QUOTED PASSAGE →
Wednesday 11 August 2010

Separate Tables

On the third and final train (the London to Manchester "express"), I realise that the child-blessed (note how nice I sound) and the child-free are living in two distinct universes. There can be no mutual ground between us... at least, not in the temporary living space offered by a train.

We are crammed around a small fold-down table. The "fold-down" is an important detail: it means that BB can have sustained fun folding it up and banging it down.
One the one side: me and my two offspring (FH has somehow managed to elope to a seat across the aisle: he will not get away with it for long). On the other side: a smart professional couple in their late thirties, child-free.

When they realise that these are their allotted seats, and that they are condemned to spend 2 hours in our company, their dismay is both visible and audible.
Something inside me prickles, and I shoot them my blackest look.
Sure, if I was them, I would feel dismayed too... but you know, maternal instinct is a very unique mechanism. It means: it's OK for ME to be horrified at the idea of sharing confined living space with these grumpy, excitable kids... but it's not OK for YOU to be horrified, you mean, intolerant, chic, clean people!

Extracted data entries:

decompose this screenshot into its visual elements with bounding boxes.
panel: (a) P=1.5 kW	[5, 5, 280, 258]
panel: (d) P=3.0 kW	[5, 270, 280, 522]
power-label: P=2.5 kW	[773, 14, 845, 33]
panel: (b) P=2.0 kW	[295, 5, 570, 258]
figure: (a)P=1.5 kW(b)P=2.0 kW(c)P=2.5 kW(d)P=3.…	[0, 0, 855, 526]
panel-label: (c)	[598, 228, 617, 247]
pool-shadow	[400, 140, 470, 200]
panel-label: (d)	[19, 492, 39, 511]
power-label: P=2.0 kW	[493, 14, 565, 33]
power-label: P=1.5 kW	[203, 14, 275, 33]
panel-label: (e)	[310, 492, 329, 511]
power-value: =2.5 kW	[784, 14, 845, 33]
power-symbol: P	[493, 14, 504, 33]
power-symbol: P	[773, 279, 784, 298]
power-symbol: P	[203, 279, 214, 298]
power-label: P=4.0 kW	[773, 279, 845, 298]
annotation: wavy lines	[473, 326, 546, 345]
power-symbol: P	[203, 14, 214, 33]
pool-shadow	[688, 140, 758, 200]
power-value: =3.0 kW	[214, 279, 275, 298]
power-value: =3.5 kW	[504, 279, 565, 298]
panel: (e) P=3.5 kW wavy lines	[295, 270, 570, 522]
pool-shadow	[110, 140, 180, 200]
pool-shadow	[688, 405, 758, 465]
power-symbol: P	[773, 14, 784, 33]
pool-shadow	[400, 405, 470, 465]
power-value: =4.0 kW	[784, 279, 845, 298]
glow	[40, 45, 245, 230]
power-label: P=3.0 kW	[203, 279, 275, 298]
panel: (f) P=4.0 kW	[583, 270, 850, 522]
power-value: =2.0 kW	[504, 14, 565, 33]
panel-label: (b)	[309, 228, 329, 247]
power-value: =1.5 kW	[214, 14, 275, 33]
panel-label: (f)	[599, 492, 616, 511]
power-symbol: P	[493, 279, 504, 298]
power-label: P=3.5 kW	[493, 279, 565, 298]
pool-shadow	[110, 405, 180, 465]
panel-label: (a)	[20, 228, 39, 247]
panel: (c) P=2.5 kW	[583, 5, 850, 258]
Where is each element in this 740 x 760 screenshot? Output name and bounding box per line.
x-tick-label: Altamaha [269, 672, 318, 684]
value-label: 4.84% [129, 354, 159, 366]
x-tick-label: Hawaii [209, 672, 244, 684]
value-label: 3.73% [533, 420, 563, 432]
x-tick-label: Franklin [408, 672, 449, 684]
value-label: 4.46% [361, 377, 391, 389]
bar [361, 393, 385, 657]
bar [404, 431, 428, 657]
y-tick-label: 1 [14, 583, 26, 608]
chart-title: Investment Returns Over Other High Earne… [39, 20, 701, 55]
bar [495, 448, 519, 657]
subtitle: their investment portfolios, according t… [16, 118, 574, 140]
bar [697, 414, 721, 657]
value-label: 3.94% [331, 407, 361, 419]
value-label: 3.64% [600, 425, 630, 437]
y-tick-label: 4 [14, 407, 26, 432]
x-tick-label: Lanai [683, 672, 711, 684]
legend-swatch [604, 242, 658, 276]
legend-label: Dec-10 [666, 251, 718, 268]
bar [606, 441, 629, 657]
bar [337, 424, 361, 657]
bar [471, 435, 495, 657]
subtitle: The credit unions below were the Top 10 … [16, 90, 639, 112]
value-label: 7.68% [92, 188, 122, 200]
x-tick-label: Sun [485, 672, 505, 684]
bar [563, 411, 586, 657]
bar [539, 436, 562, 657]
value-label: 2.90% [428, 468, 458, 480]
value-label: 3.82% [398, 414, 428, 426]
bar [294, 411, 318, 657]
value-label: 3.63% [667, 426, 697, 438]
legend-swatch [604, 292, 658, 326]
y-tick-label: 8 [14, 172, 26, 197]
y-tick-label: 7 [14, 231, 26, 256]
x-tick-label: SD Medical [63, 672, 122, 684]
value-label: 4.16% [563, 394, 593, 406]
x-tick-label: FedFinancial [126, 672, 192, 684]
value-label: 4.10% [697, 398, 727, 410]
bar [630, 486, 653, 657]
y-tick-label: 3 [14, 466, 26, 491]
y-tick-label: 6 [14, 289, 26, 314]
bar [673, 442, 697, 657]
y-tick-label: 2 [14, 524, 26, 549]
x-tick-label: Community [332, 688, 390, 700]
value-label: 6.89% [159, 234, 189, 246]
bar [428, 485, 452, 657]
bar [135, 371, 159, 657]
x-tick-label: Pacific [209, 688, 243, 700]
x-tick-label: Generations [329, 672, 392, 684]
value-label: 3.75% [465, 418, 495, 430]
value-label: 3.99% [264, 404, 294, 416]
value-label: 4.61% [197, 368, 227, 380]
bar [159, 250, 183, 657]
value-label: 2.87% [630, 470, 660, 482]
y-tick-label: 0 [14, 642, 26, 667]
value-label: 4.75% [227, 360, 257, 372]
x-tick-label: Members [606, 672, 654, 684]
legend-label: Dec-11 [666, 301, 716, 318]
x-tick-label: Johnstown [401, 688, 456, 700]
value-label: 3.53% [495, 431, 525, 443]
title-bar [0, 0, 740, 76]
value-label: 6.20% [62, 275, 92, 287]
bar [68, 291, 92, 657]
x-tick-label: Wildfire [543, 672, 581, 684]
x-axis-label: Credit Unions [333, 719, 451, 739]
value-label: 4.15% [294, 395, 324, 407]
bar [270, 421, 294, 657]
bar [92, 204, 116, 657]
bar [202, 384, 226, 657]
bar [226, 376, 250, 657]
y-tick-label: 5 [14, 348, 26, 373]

EXERCISE DETAILS → Reproduce word for word the part of the train post that begins at the words "One the one" and stops after the words "chic, clean people!".

ANSWER TO THIS EXERCISE →
One the one side: me and my two offspring (FH has somehow managed to elope to a seat across the aisle: he will not get away with it for long). On the other side: a smart professional couple in their late thirties, child-free.

When they realise that these are their allotted seats, and that they are condemned to spend 2 hours in our company, their dismay is both visible and audible.
Something inside me prickles, and I shoot them my blackest look.
Sure, if I was them, I would feel dismayed too... but you know, maternal instinct is a very unique mechanism. It means: it's OK for ME to be horrified at the idea of sharing confined living space with these grumpy, excitable kids... but it's not OK for YOU to be horrified, you mean, intolerant, chic, clean people!